- _Exercise objective_:
State how many lines hold the word "this", with no other words.

## START Data listing

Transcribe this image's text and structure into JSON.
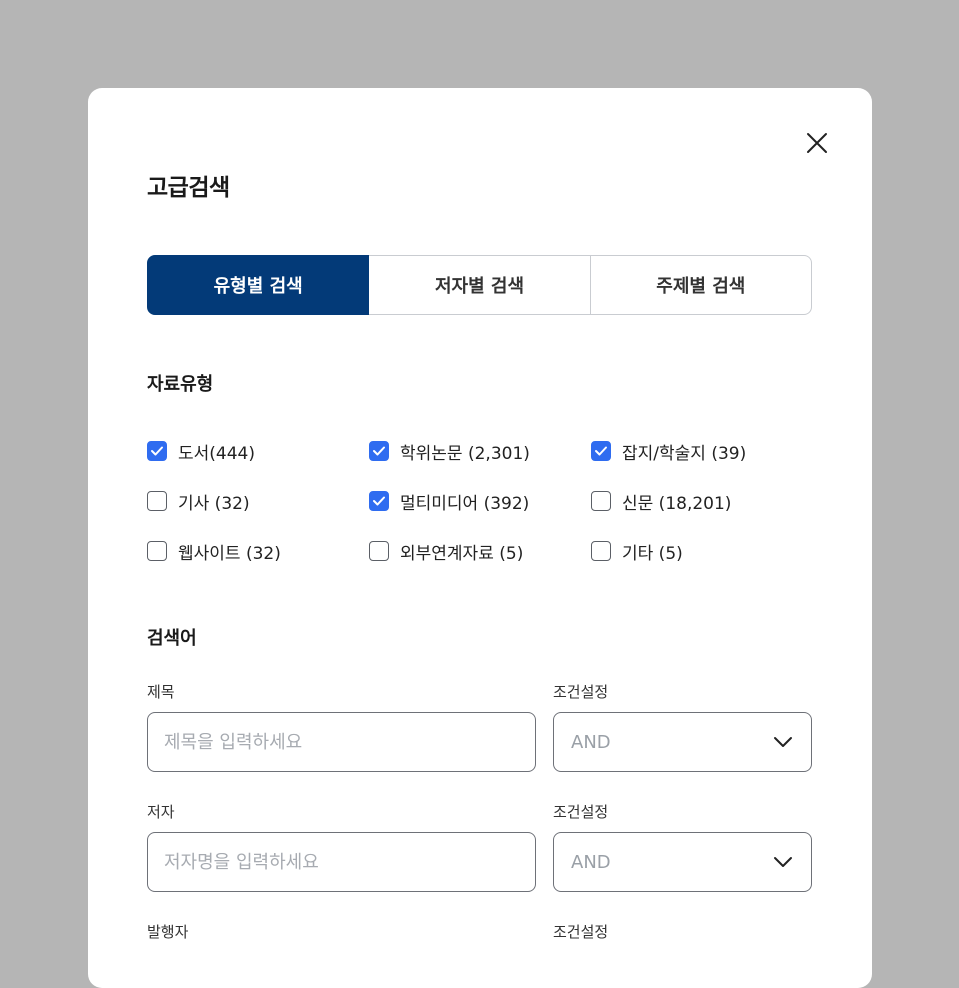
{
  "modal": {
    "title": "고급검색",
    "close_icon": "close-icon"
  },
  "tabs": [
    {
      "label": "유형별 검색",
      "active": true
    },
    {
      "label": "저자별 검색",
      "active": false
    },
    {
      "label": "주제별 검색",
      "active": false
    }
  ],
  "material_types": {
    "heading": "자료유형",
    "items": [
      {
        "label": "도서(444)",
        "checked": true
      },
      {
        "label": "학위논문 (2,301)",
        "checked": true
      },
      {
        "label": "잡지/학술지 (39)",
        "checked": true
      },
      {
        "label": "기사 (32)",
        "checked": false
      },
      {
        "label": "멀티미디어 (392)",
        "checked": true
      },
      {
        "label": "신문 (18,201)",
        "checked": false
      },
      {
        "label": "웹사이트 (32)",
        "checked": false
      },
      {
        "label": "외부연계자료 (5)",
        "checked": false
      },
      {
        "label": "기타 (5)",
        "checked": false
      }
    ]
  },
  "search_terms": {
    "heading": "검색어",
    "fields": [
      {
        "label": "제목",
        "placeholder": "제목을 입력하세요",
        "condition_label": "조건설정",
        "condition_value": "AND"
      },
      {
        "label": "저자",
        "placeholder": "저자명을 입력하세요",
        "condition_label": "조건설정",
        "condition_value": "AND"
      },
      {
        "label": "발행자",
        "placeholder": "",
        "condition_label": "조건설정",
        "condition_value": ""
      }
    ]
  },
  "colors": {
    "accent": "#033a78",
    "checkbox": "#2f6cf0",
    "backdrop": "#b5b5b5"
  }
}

## END Data listing
## START Data listing

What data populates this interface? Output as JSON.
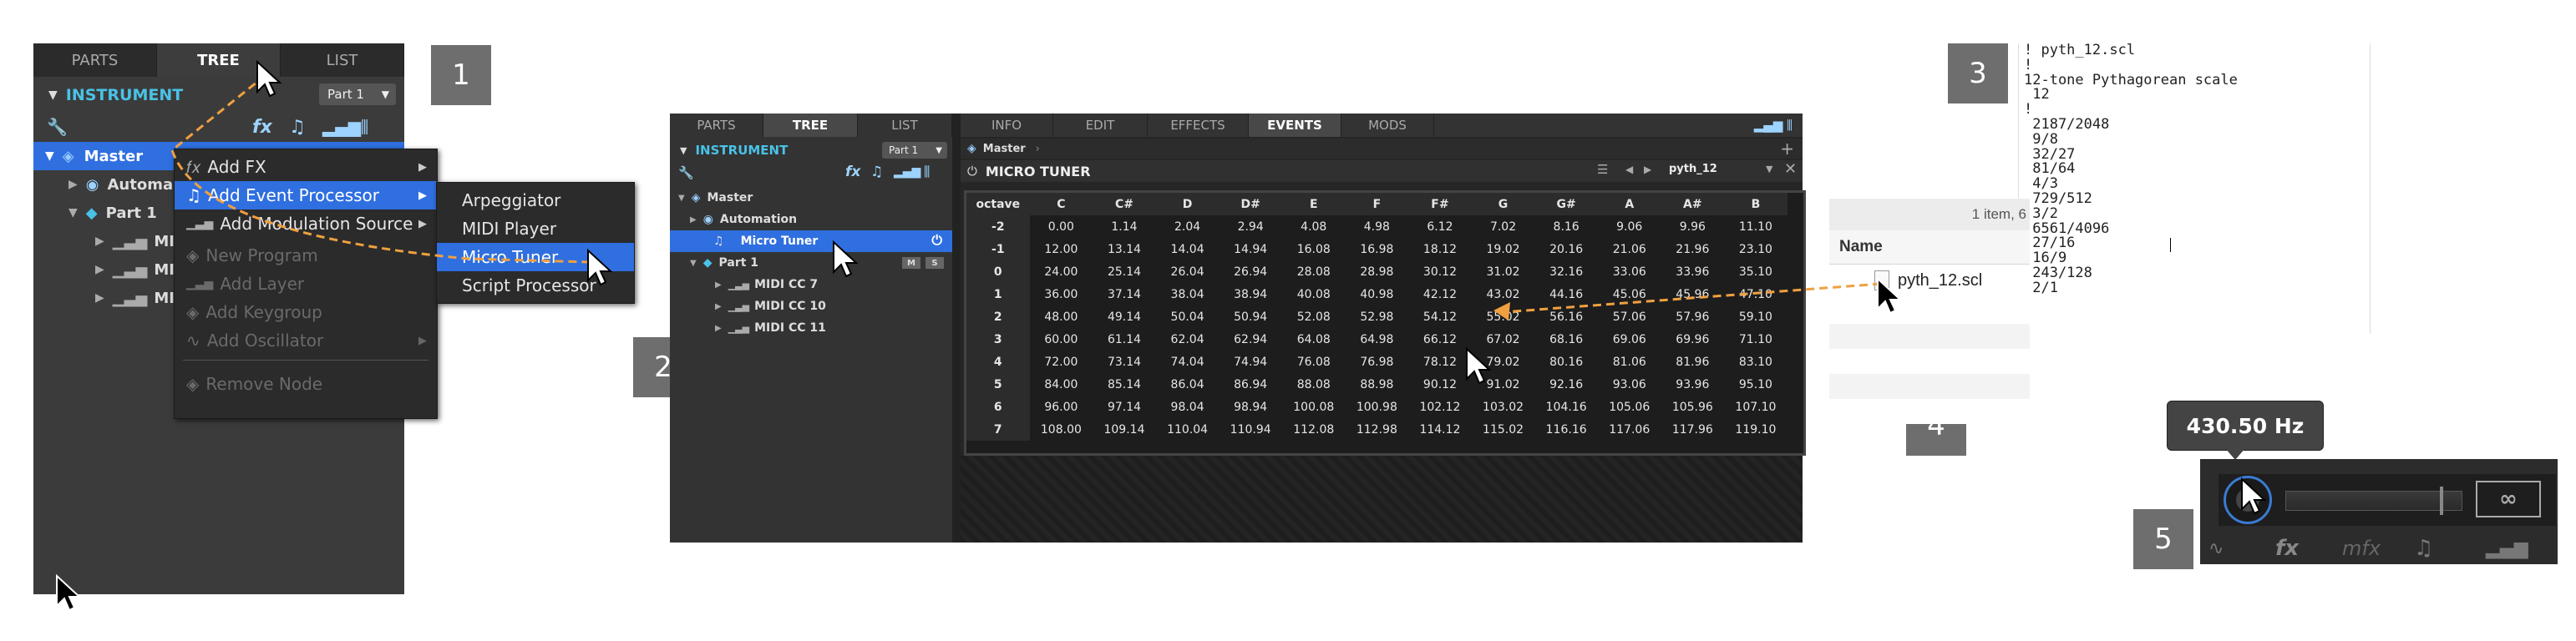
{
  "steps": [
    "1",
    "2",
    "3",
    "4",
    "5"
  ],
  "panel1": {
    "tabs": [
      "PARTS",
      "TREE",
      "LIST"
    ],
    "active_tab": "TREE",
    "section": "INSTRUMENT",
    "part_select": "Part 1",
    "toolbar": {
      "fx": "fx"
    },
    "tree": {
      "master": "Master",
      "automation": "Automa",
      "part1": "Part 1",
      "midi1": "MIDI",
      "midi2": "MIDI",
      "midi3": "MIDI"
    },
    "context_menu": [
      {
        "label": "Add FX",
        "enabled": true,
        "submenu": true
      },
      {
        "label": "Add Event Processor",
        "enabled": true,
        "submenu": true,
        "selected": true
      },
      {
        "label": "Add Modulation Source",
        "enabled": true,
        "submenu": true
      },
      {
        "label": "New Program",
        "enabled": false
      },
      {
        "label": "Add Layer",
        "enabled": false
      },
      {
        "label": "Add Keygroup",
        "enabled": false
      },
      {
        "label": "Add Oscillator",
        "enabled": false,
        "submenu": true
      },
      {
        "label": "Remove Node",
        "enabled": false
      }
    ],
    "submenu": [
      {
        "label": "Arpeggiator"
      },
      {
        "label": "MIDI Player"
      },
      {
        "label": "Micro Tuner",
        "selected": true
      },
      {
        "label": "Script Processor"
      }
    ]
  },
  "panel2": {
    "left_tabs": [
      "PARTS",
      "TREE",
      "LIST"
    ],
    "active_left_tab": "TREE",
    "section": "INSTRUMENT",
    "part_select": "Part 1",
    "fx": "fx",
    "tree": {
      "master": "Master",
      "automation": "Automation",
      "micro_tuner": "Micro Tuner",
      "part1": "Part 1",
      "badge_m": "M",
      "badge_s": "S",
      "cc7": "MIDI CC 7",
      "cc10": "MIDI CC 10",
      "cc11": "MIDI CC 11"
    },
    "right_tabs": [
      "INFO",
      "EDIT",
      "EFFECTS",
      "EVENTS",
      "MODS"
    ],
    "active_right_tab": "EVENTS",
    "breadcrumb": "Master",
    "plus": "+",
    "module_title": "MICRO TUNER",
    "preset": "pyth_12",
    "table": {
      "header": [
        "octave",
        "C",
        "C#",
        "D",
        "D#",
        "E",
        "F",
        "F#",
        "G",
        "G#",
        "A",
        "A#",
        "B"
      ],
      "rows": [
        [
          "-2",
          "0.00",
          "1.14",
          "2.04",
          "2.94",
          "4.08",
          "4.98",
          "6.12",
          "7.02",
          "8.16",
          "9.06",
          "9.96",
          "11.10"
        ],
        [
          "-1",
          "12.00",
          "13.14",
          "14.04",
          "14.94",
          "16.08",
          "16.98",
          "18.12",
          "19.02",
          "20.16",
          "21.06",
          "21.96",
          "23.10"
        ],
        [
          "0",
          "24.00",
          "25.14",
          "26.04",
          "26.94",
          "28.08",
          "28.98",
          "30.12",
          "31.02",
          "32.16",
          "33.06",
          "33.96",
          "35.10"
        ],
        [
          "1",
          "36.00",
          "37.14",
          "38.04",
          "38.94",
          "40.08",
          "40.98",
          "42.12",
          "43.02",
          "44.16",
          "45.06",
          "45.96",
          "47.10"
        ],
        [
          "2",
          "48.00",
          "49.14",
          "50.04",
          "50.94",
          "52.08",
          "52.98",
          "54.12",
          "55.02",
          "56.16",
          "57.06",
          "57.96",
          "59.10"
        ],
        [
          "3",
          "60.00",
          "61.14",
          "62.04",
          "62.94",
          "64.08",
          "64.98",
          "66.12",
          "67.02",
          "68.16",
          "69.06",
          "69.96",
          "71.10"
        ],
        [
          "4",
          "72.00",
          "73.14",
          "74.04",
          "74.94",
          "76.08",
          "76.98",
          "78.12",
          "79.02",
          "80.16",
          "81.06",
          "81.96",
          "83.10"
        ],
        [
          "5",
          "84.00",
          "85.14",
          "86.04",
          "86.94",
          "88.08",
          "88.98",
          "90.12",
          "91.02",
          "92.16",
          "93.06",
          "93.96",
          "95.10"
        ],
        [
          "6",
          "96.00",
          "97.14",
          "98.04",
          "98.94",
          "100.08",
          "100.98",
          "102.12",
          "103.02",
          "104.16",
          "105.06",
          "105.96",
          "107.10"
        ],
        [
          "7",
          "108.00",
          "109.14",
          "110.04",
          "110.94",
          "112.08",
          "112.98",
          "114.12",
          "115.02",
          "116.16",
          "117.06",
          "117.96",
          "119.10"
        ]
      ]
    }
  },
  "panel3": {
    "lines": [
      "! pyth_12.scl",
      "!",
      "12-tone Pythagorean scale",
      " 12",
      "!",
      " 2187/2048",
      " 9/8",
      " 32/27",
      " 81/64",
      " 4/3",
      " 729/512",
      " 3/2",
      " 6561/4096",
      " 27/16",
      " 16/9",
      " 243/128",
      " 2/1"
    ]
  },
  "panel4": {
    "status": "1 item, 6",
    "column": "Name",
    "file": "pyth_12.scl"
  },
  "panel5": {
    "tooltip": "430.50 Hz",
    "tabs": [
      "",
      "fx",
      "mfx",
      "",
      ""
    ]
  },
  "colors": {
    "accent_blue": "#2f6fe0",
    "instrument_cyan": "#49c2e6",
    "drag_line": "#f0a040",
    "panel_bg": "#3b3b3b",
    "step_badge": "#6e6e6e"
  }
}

## END Data listing
## START Data listing

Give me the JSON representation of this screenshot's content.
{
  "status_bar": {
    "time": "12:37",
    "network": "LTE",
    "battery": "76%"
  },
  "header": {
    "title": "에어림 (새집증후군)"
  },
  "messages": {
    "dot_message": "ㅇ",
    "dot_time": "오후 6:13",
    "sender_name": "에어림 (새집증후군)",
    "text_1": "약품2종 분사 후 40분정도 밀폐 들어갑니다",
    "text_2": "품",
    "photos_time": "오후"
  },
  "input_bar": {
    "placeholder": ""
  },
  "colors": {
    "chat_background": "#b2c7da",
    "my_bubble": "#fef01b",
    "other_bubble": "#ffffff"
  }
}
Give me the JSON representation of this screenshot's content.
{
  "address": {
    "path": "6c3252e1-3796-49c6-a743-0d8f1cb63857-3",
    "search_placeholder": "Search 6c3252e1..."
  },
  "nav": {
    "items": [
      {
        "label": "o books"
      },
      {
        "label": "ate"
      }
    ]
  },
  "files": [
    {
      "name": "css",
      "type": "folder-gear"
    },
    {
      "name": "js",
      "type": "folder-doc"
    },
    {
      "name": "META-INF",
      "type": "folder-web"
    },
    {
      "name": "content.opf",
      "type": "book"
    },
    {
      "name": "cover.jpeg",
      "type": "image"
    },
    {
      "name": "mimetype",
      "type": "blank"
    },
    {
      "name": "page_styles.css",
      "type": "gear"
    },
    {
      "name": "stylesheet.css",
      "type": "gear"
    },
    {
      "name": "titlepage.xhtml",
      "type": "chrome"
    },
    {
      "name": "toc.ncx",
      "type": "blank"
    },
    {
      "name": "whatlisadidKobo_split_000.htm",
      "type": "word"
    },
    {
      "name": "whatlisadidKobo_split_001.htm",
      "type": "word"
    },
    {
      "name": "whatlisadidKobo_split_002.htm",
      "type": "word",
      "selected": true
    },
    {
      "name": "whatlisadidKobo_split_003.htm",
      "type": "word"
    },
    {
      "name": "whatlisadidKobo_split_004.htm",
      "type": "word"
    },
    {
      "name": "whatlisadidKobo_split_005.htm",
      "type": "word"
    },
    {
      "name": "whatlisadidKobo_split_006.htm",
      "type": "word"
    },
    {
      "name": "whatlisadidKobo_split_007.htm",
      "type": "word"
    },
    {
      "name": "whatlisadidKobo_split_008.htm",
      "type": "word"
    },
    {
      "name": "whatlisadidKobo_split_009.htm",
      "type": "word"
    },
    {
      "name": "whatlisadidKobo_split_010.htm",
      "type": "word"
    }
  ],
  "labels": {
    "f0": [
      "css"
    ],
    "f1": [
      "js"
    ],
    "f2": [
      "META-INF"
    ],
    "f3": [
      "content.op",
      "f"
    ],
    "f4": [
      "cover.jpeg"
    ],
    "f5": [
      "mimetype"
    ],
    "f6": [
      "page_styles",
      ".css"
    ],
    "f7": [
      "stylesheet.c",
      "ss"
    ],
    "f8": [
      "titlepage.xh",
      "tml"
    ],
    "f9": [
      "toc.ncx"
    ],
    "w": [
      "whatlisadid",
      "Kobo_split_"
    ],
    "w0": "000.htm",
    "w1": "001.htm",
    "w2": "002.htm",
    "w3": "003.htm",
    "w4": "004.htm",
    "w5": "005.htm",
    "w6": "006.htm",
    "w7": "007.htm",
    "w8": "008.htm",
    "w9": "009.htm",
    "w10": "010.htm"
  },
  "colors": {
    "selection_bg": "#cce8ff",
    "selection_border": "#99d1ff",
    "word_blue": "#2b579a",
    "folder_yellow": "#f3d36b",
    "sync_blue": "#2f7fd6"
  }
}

## END Data listing

- _Expected output_:
4